Reputation: 1627
For learning purposes I am implementing my own neural network from scratch in JavaScript and as a first task I want to solve the XOR problem. I can already solve OR and AND, but as soon as I need a hidden layer, my weights are not converging properly.
I use a 3 layer network with 2 input neurons +1 bias neuron, 1 hidden layer with 2 neurons +1 bias neuron and 1 output neuron.
This network architecture should definitely be able to solve the task. When I manually set the weights
let W1 = new Matrix([ // weights for mapping between layer 1 and layer 2
[-10, 20, 20], // OR
[30, -20, -20] // NAND
]);
let W2 = new Matrix([ // weights for mapping between layer 2 and layer 3
[-30, 20, 20] // AND
]);
I get the correct output (very close to [0, 1, 1, 0]
).
But when I try to learn the weights for the XOR problem, I always get an output close to [0.5, 0.5, 0.5, 0.5]
instead of [0, 1, 1, 0]
. I tried it with all sorts of different weight initializations, learning rates and number of gradient descent iterations, no improvement.
So I am pretty sure there is a mistake in my backpropagation algorithm (calculation of W1grad) but I just cannot find out what's wrong... Any help would be greatly appreciated!

• GIVEN DATA:
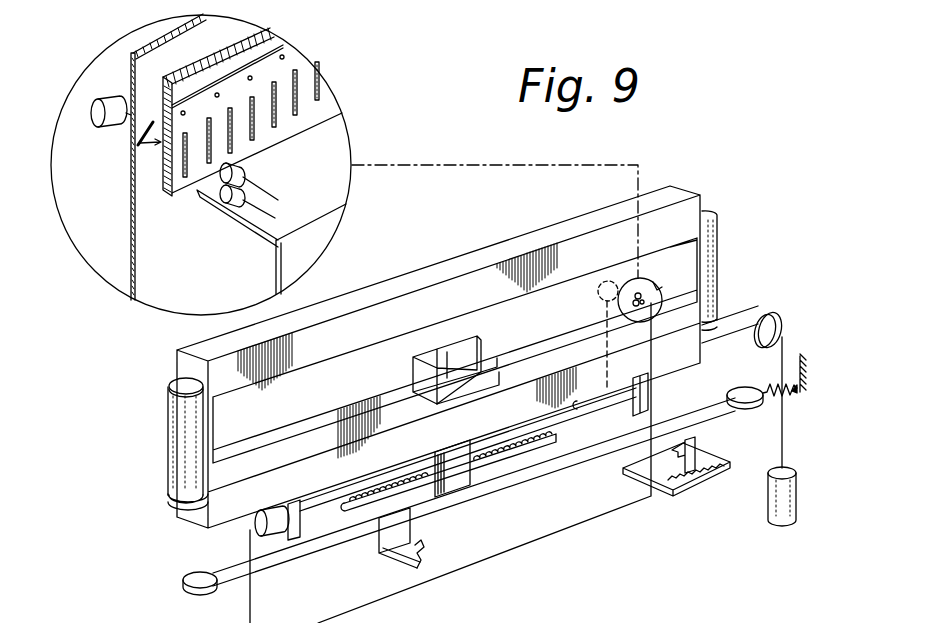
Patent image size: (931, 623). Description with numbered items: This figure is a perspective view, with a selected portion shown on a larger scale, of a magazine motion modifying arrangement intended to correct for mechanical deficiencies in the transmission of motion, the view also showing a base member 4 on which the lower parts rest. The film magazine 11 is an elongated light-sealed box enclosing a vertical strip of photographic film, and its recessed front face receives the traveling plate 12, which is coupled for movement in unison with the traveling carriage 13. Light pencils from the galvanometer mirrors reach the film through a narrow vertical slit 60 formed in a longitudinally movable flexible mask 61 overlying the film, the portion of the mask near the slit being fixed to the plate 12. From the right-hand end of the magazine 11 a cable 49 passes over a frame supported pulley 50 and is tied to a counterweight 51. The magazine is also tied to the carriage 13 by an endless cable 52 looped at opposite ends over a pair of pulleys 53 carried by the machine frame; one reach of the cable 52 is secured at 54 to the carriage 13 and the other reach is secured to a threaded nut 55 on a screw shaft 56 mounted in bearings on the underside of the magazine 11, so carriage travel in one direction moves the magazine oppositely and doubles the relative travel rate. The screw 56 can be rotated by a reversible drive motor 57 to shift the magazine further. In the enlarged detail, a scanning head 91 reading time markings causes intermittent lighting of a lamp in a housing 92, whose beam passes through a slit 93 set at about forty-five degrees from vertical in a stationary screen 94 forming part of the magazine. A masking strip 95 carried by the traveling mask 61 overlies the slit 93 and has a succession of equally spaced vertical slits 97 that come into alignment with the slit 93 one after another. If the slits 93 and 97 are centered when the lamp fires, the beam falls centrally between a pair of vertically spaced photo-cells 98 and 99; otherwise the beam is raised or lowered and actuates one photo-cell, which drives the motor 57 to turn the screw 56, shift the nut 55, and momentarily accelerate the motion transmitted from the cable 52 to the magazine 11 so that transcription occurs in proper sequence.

The base plate 4 is at (690, 484).
The film magazine 11 is at (478, 257).
The traveling plate 12 is at (484, 372).
The traveling carriage 13 is at (425, 550).
The cable 49 is at (694, 343).
The pulley 50 is at (780, 313).
The counterweight 51 is at (777, 493).
The endless cable 52 is at (295, 563).
The pulleys 53 is at (737, 390).
The securing point 54 is at (378, 535).
The threaded nut 55 is at (460, 487).
The screw shaft 56 is at (560, 432).
The drive motor 57 is at (255, 527).
The vertical slit 60 is at (433, 350).
The flexible curtain or mask 61 is at (310, 398).
The scanning head 91 is at (697, 457).
The lamp housing 92 is at (95, 105).
The slit 93 is at (132, 131).
The stationary screen 94 is at (128, 221).
The masking strip 95 is at (297, 62).
The vertical slits 97 is at (316, 96).
The photo-cell 98 is at (240, 207).
The photo-cell 99 is at (244, 174).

• TASK DIRECTIONS: Can you print the XOR neural network post word for word between "I use a 3 layer" and "iterations, no improvement.", inclusive?

• SOLUTION:
I use a 3 layer network with 2 input neurons +1 bias neuron, 1 hidden layer with 2 neurons +1 bias neuron and 1 output neuron.
This network architecture should definitely be able to solve the task. When I manually set the weights
let W1 = new Matrix([ // weights for mapping between layer 1 and layer 2
[-10, 20, 20], // OR
[30, -20, -20] // NAND
]);
let W2 = new Matrix([ // weights for mapping between layer 2 and layer 3
[-30, 20, 20] // AND
]);
I get the correct output (very close to [0, 1, 1, 0]
).
But when I try to learn the weights for the XOR problem, I always get an output close to [0.5, 0.5, 0.5, 0.5]
instead of [0, 1, 1, 0]
. I tried it with all sorts of different weight initializations, learning rates and number of gradient descent iterations, no improvement.